EXCERPTED RECORDS:
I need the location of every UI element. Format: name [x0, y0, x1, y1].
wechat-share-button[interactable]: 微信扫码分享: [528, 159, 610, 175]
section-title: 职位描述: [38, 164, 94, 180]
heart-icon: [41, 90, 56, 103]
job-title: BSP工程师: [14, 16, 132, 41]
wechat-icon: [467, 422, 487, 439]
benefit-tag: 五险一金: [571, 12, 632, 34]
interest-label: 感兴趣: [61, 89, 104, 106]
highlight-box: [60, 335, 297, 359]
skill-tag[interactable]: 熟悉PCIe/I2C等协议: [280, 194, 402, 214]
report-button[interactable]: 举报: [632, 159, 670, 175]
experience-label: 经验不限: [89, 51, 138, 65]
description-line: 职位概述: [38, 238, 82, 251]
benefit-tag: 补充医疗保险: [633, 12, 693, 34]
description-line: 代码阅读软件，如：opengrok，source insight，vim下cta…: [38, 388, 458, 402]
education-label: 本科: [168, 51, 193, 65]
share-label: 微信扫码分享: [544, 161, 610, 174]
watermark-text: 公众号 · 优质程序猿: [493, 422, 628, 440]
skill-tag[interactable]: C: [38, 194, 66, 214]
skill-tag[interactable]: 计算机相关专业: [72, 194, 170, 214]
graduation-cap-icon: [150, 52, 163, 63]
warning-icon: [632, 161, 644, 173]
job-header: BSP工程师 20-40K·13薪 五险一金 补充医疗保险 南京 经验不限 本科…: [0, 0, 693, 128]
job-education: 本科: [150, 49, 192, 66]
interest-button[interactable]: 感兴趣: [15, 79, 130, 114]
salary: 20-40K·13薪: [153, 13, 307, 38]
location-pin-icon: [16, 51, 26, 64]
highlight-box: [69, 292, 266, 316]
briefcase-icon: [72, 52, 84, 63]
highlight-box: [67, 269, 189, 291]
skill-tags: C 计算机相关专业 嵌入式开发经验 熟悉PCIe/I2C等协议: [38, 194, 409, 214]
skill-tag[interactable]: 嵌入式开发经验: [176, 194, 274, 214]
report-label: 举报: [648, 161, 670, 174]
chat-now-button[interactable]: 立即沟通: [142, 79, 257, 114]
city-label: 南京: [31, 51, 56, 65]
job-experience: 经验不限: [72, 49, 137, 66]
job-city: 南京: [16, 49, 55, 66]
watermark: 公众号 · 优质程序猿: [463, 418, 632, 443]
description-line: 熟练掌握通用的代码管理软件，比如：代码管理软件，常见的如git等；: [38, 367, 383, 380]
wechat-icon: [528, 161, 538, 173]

REQUEST:
Edit the items above by replacing each "highlight-box" with "emphasis-box", keeping everything else unchanged.

EXERCISE SOLUTION:
I need the location of every UI element. Format: name [x0, y0, x1, y1].
wechat-share-button[interactable]: 微信扫码分享: [528, 159, 610, 175]
section-title: 职位描述: [38, 164, 94, 180]
heart-icon: [41, 90, 56, 103]
job-title: BSP工程师: [14, 16, 132, 41]
wechat-icon: [467, 422, 487, 439]
benefit-tag: 五险一金: [571, 12, 632, 34]
interest-label: 感兴趣: [61, 89, 104, 106]
emphasis-box: [60, 335, 297, 359]
skill-tag[interactable]: 熟悉PCIe/I2C等协议: [280, 194, 402, 214]
report-button[interactable]: 举报: [632, 159, 670, 175]
experience-label: 经验不限: [89, 51, 138, 65]
description-line: 职位概述: [38, 238, 82, 251]
benefit-tag: 补充医疗保险: [633, 12, 693, 34]
description-line: 代码阅读软件，如：opengrok，source insight，vim下cta…: [38, 388, 458, 402]
education-label: 本科: [168, 51, 193, 65]
share-label: 微信扫码分享: [544, 161, 610, 174]
watermark-text: 公众号 · 优质程序猿: [493, 422, 628, 440]
skill-tag[interactable]: C: [38, 194, 66, 214]
skill-tag[interactable]: 计算机相关专业: [72, 194, 170, 214]
graduation-cap-icon: [150, 52, 163, 63]
warning-icon: [632, 161, 644, 173]
job-header: BSP工程师 20-40K·13薪 五险一金 补充医疗保险 南京 经验不限 本科…: [0, 0, 693, 128]
job-education: 本科: [150, 49, 192, 66]
interest-button[interactable]: 感兴趣: [15, 79, 130, 114]
salary: 20-40K·13薪: [153, 13, 307, 38]
location-pin-icon: [16, 51, 26, 64]
emphasis-box: [69, 292, 266, 316]
briefcase-icon: [72, 52, 84, 63]
emphasis-box: [67, 269, 189, 291]
skill-tags: C 计算机相关专业 嵌入式开发经验 熟悉PCIe/I2C等协议: [38, 194, 409, 214]
skill-tag[interactable]: 嵌入式开发经验: [176, 194, 274, 214]
report-label: 举报: [648, 161, 670, 174]
chat-now-button[interactable]: 立即沟通: [142, 79, 257, 114]
city-label: 南京: [31, 51, 56, 65]
job-experience: 经验不限: [72, 49, 137, 66]
job-city: 南京: [16, 49, 55, 66]
watermark: 公众号 · 优质程序猿: [463, 418, 632, 443]
description-line: 熟练掌握通用的代码管理软件，比如：代码管理软件，常见的如git等；: [38, 367, 383, 380]
wechat-icon: [528, 161, 538, 173]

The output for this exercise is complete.